• **Exercise details**
Copy every record below, exactly as written.

• **The data**
· · · · · · ·

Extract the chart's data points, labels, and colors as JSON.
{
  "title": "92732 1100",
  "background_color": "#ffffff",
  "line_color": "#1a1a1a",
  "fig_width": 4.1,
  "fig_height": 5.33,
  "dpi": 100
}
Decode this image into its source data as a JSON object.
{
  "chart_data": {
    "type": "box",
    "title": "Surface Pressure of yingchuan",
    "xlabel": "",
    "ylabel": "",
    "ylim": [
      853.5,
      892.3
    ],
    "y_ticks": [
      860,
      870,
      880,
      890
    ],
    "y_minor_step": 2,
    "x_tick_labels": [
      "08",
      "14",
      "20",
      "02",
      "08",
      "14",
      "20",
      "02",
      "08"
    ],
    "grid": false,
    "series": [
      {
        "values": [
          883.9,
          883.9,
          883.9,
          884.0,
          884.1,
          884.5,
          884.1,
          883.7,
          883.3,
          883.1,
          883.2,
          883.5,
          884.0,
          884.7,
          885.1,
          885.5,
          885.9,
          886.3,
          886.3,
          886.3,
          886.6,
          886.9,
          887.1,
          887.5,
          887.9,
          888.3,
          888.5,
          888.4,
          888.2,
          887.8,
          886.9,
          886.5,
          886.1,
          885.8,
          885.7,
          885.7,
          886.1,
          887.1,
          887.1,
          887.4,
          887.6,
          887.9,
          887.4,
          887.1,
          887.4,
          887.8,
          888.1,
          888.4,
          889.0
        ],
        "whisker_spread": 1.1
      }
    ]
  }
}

· · · · · · ·

• **Output of the exercise**
Extract the chart's data points, labels, and colors as JSON.
{
  "title": "92732 1100",
  "background_color": "#ffffff",
  "line_color": "#1a1a1a",
  "fig_width": 4.1,
  "fig_height": 5.33,
  "dpi": 100
}
Decode this image into its source data as a JSON object.
{
  "chart_data": {
    "type": "box",
    "title": "Surface Pressure of yingchuan",
    "xlabel": "",
    "ylabel": "",
    "ylim": [
      853.5,
      892.3
    ],
    "y_ticks": [
      860,
      870,
      880,
      890
    ],
    "y_minor_step": 2,
    "x_tick_labels": [
      "08",
      "14",
      "20",
      "02",
      "08",
      "14",
      "20",
      "02",
      "08"
    ],
    "grid": false,
    "series": [
      {
        "values": [
          883.9,
          883.9,
          883.9,
          884.0,
          884.1,
          884.5,
          884.1,
          883.7,
          883.3,
          883.1,
          883.2,
          883.5,
          884.0,
          884.7,
          885.1,
          885.5,
          885.9,
          886.3,
          886.3,
          886.3,
          886.6,
          886.9,
          887.1,
          887.5,
          887.9,
          888.3,
          888.5,
          888.4,
          888.2,
          887.8,
          886.9,
          886.5,
          886.1,
          885.8,
          885.7,
          885.7,
          886.1,
          887.1,
          887.1,
          887.4,
          887.6,
          887.9,
          887.4,
          887.1,
          887.4,
          887.8,
          888.1,
          888.4,
          889.0
        ],
        "whisker_spread": 1.1
      }
    ]
  }
}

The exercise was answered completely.